REQUEST:
Images excluded, repeat each entry below exactly.

DATASET RECORDS:
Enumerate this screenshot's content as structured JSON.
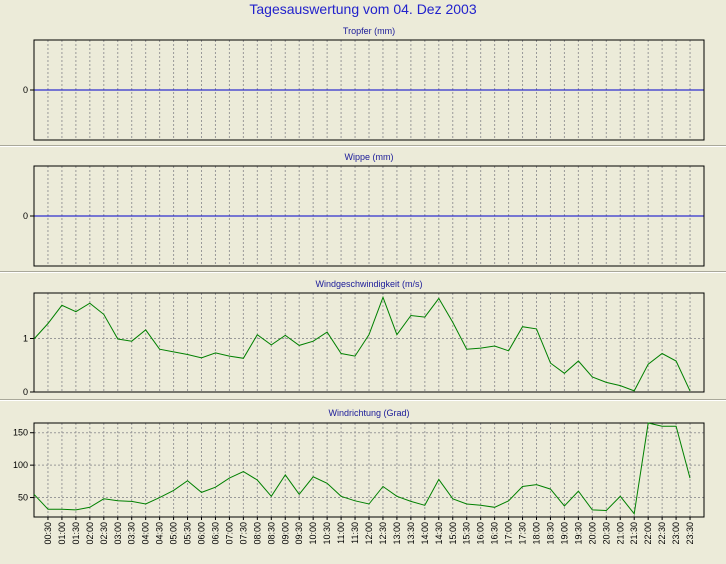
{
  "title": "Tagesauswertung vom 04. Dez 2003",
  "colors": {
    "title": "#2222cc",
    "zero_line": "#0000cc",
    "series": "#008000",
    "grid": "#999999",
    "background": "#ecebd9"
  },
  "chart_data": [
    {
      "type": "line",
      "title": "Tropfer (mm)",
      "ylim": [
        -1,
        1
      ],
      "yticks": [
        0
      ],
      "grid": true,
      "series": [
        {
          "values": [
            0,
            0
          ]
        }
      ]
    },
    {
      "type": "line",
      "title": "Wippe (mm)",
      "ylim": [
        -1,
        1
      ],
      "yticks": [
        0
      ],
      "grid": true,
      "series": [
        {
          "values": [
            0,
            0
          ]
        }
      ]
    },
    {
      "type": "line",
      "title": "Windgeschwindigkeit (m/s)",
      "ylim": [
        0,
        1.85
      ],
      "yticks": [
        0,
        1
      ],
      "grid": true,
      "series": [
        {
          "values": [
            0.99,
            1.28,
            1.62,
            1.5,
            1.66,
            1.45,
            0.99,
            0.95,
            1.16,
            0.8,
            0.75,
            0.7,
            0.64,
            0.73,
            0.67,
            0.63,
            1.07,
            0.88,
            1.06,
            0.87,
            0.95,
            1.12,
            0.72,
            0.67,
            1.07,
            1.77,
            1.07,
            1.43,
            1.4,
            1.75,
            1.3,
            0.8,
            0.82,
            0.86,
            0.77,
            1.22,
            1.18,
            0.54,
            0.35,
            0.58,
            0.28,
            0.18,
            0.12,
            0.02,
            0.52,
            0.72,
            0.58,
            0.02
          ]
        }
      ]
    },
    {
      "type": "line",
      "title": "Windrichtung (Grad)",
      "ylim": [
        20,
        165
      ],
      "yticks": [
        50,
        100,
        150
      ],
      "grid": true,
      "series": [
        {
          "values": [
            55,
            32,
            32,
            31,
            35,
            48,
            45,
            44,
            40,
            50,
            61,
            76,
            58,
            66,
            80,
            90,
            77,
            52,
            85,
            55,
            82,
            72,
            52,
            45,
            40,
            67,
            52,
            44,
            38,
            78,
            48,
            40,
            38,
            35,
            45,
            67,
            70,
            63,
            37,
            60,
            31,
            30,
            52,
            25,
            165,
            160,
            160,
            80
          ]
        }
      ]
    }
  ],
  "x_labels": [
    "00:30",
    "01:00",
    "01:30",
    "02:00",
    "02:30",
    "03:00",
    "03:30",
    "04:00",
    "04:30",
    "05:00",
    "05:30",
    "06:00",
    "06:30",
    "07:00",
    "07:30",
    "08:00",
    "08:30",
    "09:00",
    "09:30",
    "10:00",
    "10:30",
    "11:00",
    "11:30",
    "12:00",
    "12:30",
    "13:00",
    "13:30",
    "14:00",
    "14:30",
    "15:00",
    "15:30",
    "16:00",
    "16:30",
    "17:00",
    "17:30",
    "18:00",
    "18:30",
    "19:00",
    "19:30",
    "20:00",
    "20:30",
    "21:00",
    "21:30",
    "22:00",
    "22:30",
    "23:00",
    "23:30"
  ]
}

EXPECTED OUTPUT:
Enumerate this screenshot's content as structured JSON.
{
  "title": "Tagesauswertung vom 04. Dez 2003",
  "colors": {
    "title": "#2222cc",
    "zero_line": "#0000cc",
    "series": "#008000",
    "grid": "#999999",
    "background": "#ecebd9"
  },
  "chart_data": [
    {
      "type": "line",
      "title": "Tropfer (mm)",
      "ylim": [
        -1,
        1
      ],
      "yticks": [
        0
      ],
      "grid": true,
      "series": [
        {
          "values": [
            0,
            0
          ]
        }
      ]
    },
    {
      "type": "line",
      "title": "Wippe (mm)",
      "ylim": [
        -1,
        1
      ],
      "yticks": [
        0
      ],
      "grid": true,
      "series": [
        {
          "values": [
            0,
            0
          ]
        }
      ]
    },
    {
      "type": "line",
      "title": "Windgeschwindigkeit (m/s)",
      "ylim": [
        0,
        1.85
      ],
      "yticks": [
        0,
        1
      ],
      "grid": true,
      "series": [
        {
          "values": [
            0.99,
            1.28,
            1.62,
            1.5,
            1.66,
            1.45,
            0.99,
            0.95,
            1.16,
            0.8,
            0.75,
            0.7,
            0.64,
            0.73,
            0.67,
            0.63,
            1.07,
            0.88,
            1.06,
            0.87,
            0.95,
            1.12,
            0.72,
            0.67,
            1.07,
            1.77,
            1.07,
            1.43,
            1.4,
            1.75,
            1.3,
            0.8,
            0.82,
            0.86,
            0.77,
            1.22,
            1.18,
            0.54,
            0.35,
            0.58,
            0.28,
            0.18,
            0.12,
            0.02,
            0.52,
            0.72,
            0.58,
            0.02
          ]
        }
      ]
    },
    {
      "type": "line",
      "title": "Windrichtung (Grad)",
      "ylim": [
        20,
        165
      ],
      "yticks": [
        50,
        100,
        150
      ],
      "grid": true,
      "series": [
        {
          "values": [
            55,
            32,
            32,
            31,
            35,
            48,
            45,
            44,
            40,
            50,
            61,
            76,
            58,
            66,
            80,
            90,
            77,
            52,
            85,
            55,
            82,
            72,
            52,
            45,
            40,
            67,
            52,
            44,
            38,
            78,
            48,
            40,
            38,
            35,
            45,
            67,
            70,
            63,
            37,
            60,
            31,
            30,
            52,
            25,
            165,
            160,
            160,
            80
          ]
        }
      ]
    }
  ],
  "x_labels": [
    "00:30",
    "01:00",
    "01:30",
    "02:00",
    "02:30",
    "03:00",
    "03:30",
    "04:00",
    "04:30",
    "05:00",
    "05:30",
    "06:00",
    "06:30",
    "07:00",
    "07:30",
    "08:00",
    "08:30",
    "09:00",
    "09:30",
    "10:00",
    "10:30",
    "11:00",
    "11:30",
    "12:00",
    "12:30",
    "13:00",
    "13:30",
    "14:00",
    "14:30",
    "15:00",
    "15:30",
    "16:00",
    "16:30",
    "17:00",
    "17:30",
    "18:00",
    "18:30",
    "19:00",
    "19:30",
    "20:00",
    "20:30",
    "21:00",
    "21:30",
    "22:00",
    "22:30",
    "23:00",
    "23:30"
  ]
}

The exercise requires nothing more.